### Given entries
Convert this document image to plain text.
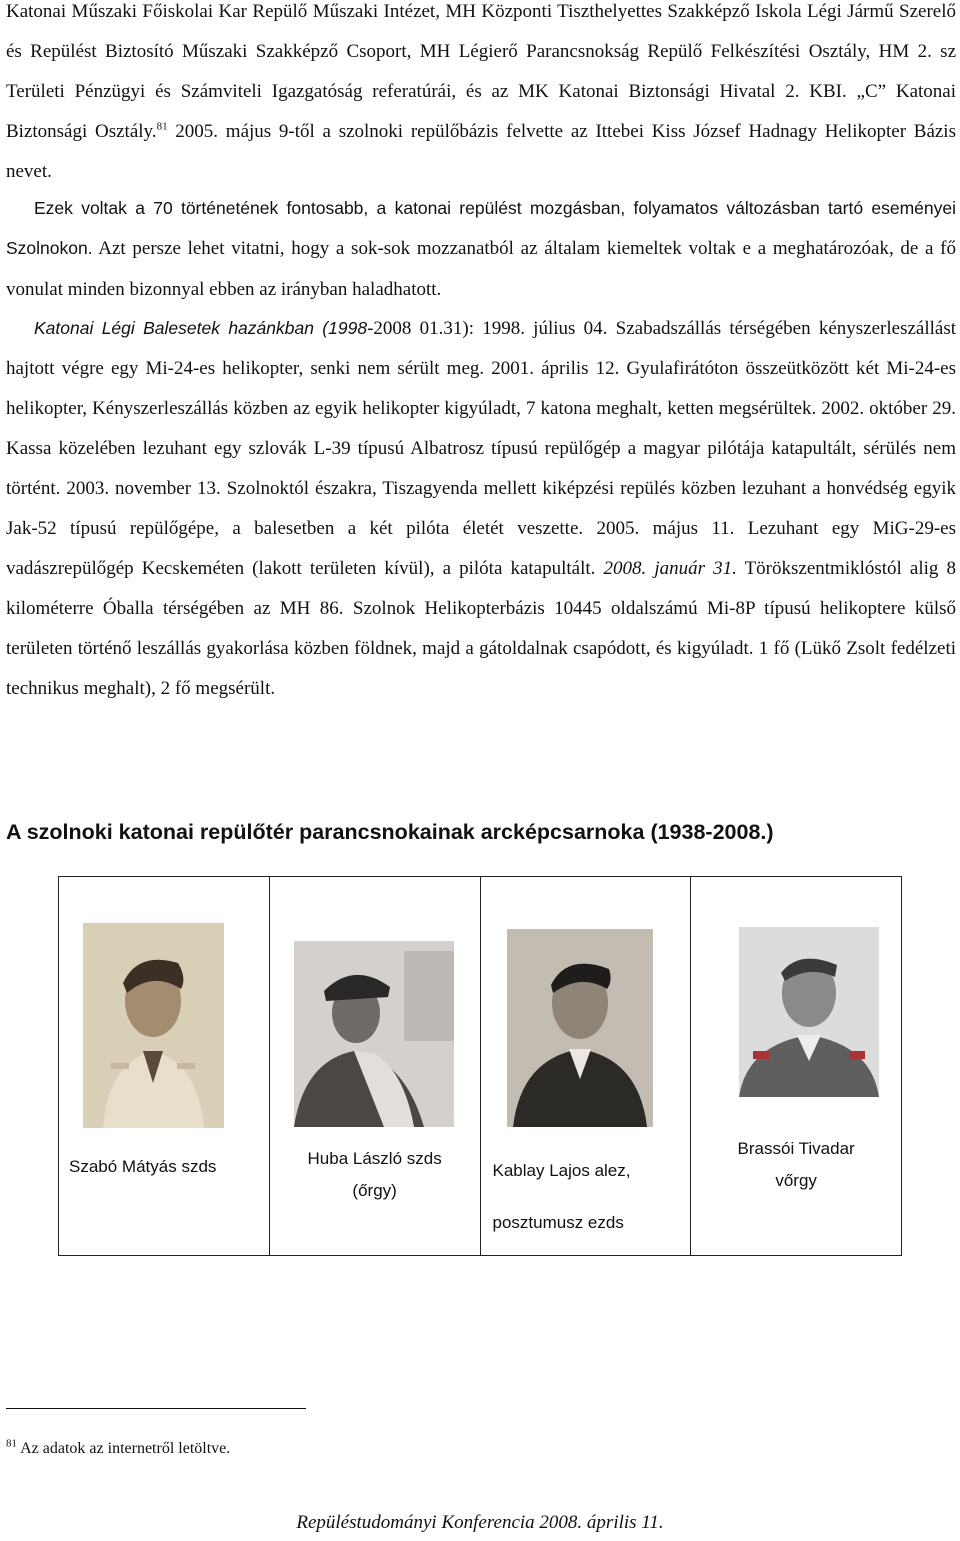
Katonai Műszaki Főiskolai Kar Repülő Műszaki Intézet, MH Központi Tiszthelyettes Szakképző Iskola Légi Jármű Szerelő és Repülést Biztosító Műszaki Szakképző Csoport, MH Légierő Parancsnokság Repülő Felkészítési Osztály, HM 2. sz Területi Pénzügyi és Számviteli Igazgatóság referatúrái, és az MK Katonai Biztonsági Hivatal 2. KBI. „C” Katonai Biztonsági Osztály.$^{81}$ 2005. május 9-től a szolnoki repülőbázis felvette az Ittebei Kiss József Hadnagy Helikopter Bázis nevet.

Ezek voltak a 70 történetének fontosabb, a katonai repülést mozgásban, folyamatos változásban tartó eseményei Szolnokon. Azt persze lehet vitatni, hogy a sok-sok mozzanatból az általam kiemeltek voltak e a meghatározóak, de a fő vonulat minden bizonnyal ebben az irányban haladhatott.

Katonai Légi Balesetek hazánkban (1998-2008 01.31): 1998. július 04. Szabadszállás térségében kényszerleszállást hajtott végre egy Mi-24-es helikopter, senki nem sérült meg. 2001. április 12. Gyulafirátóton összeütközött két Mi-24-es helikopter, Kényszerleszállás közben az egyik helikopter kigyúladt, 7 katona meghalt, ketten megsérültek. 2002. október 29. Kassa közelében lezuhant egy szlovák L-39 típusú Albatrosz típusú repülőgép a magyar pilótája katapultált, sérülés nem történt. 2003. november 13. Szolnoktól északra, Tiszagyenda mellett kiképzési repülés közben lezuhant a honvédség egyik Jak-52 típusú repülőgépe, a balesetben a két pilóta életét veszette. 2005. május 11. Lezuhant egy MiG-29-es vadászrepülőgép Kecskeméten (lakott területen kívül), a pilóta katapultált. 2008. január 31. Törökszentmiklóstól alig 8 kilométerre Óballa térségében az MH 86. Szolnok Helikopterbázis 10445 oldalszámú Mi-8P típusú helikoptere külső területen történő leszállás gyakorlása közben földnek, majd a gátoldalnak csapódott, és kigyúladt. 1 fő (Lükő Zsolt fedélzeti technikus meghalt), 2 fő megsérült.

A szolnoki katonai repülőtér parancsnokainak arcképcsarnoka (1938-2008.)
Szabó Mátyás szds	Huba László szds
(őrgy)

Kablay Lajos alez,
posztumusz ezds

Brassói Tivadar
vőrgy
$^{81}$ Az adatok az internetről letöltve.
Repüléstudományi Konferencia 2008. április 11.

### Goal of the exercise
Working from the material above, transcribe it exactly while omitting pictures.

### Complete output
Convert this document image to plain text.
Katonai Műszaki Főiskolai Kar Repülő Műszaki Intézet, MH Központi Tiszthelyettes Szakképző Iskola Légi Jármű Szerelő és Repülést Biztosító Műszaki Szakképző Csoport, MH Légierő Parancsnokság Repülő Felkészítési Osztály, HM 2. sz Területi Pénzügyi és Számviteli Igazgatóság referatúrái, és az MK Katonai Biztonsági Hivatal 2. KBI. „C” Katonai Biztonsági Osztály.$^{81}$ 2005. május 9-től a szolnoki repülőbázis felvette az Ittebei Kiss József Hadnagy Helikopter Bázis nevet.

Ezek voltak a 70 történetének fontosabb, a katonai repülést mozgásban, folyamatos változásban tartó eseményei Szolnokon. Azt persze lehet vitatni, hogy a sok-sok mozzanatból az általam kiemeltek voltak e a meghatározóak, de a fő vonulat minden bizonnyal ebben az irányban haladhatott.

Katonai Légi Balesetek hazánkban (1998-2008 01.31): 1998. július 04. Szabadszállás térségében kényszerleszállást hajtott végre egy Mi-24-es helikopter, senki nem sérült meg. 2001. április 12. Gyulafirátóton összeütközött két Mi-24-es helikopter, Kényszerleszállás közben az egyik helikopter kigyúladt, 7 katona meghalt, ketten megsérültek. 2002. október 29. Kassa közelében lezuhant egy szlovák L-39 típusú Albatrosz típusú repülőgép a magyar pilótája katapultált, sérülés nem történt. 2003. november 13. Szolnoktól északra, Tiszagyenda mellett kiképzési repülés közben lezuhant a honvédség egyik Jak-52 típusú repülőgépe, a balesetben a két pilóta életét veszette. 2005. május 11. Lezuhant egy MiG-29-es vadászrepülőgép Kecskeméten (lakott területen kívül), a pilóta katapultált. 2008. január 31. Törökszentmiklóstól alig 8 kilométerre Óballa térségében az MH 86. Szolnok Helikopterbázis 10445 oldalszámú Mi-8P típusú helikoptere külső területen történő leszállás gyakorlása közben földnek, majd a gátoldalnak csapódott, és kigyúladt. 1 fő (Lükő Zsolt fedélzeti technikus meghalt), 2 fő megsérült.

A szolnoki katonai repülőtér parancsnokainak arcképcsarnoka (1938-2008.)
Szabó Mátyás szds	Huba László szds
(őrgy)

Kablay Lajos alez,
posztumusz ezds

Brassói Tivadar
vőrgy
$^{81}$ Az adatok az internetről letöltve.
Repüléstudományi Konferencia 2008. április 11.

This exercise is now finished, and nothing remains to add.